> **TO DO**:
Copy every one of the rows below verbatim, one row per line.

> **PROVIDED DATA**:
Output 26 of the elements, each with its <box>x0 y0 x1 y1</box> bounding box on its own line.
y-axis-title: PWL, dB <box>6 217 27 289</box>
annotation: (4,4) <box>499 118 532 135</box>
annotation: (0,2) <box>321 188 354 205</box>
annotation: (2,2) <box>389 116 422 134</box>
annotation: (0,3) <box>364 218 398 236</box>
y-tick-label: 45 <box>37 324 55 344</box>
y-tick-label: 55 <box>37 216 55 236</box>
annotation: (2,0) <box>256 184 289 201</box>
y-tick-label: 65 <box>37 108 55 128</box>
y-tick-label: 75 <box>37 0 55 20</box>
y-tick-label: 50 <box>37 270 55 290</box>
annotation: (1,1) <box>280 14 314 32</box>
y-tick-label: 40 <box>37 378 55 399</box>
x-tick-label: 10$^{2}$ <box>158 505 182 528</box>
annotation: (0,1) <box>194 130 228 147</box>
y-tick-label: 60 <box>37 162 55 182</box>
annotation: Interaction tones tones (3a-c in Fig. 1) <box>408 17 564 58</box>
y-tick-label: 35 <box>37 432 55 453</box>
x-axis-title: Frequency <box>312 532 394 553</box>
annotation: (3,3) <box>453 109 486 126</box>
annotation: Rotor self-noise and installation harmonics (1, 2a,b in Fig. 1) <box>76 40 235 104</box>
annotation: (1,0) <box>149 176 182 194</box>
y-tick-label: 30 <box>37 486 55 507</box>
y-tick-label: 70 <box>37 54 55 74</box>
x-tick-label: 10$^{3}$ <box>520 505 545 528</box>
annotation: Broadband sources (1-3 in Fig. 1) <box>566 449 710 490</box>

> **RESULT OF THE EXERCISE**:
Output 26 of the elements, each with its <box>x0 y0 x1 y1</box> bounding box on its own line.
y-axis-title: PWL, dB <box>6 217 27 289</box>
annotation: (4,4) <box>499 118 532 135</box>
annotation: (0,2) <box>321 188 354 205</box>
annotation: (2,2) <box>389 116 422 134</box>
annotation: (0,3) <box>364 218 398 236</box>
y-tick-label: 45 <box>37 324 55 344</box>
y-tick-label: 55 <box>37 216 55 236</box>
annotation: (2,0) <box>256 184 289 201</box>
y-tick-label: 65 <box>37 108 55 128</box>
y-tick-label: 75 <box>37 0 55 20</box>
y-tick-label: 50 <box>37 270 55 290</box>
annotation: (1,1) <box>280 14 314 32</box>
y-tick-label: 40 <box>37 378 55 399</box>
x-tick-label: 10$^{2}$ <box>158 505 182 528</box>
annotation: (0,1) <box>194 130 228 147</box>
y-tick-label: 60 <box>37 162 55 182</box>
annotation: Interaction tones tones (3a-c in Fig. 1) <box>408 17 564 58</box>
y-tick-label: 35 <box>37 432 55 453</box>
x-axis-title: Frequency <box>312 532 394 553</box>
annotation: (3,3) <box>453 109 486 126</box>
annotation: Rotor self-noise and installation harmonics (1, 2a,b in Fig. 1) <box>76 40 235 104</box>
annotation: (1,0) <box>149 176 182 194</box>
y-tick-label: 30 <box>37 486 55 507</box>
y-tick-label: 70 <box>37 54 55 74</box>
x-tick-label: 10$^{3}$ <box>520 505 545 528</box>
annotation: Broadband sources (1-3 in Fig. 1) <box>566 449 710 490</box>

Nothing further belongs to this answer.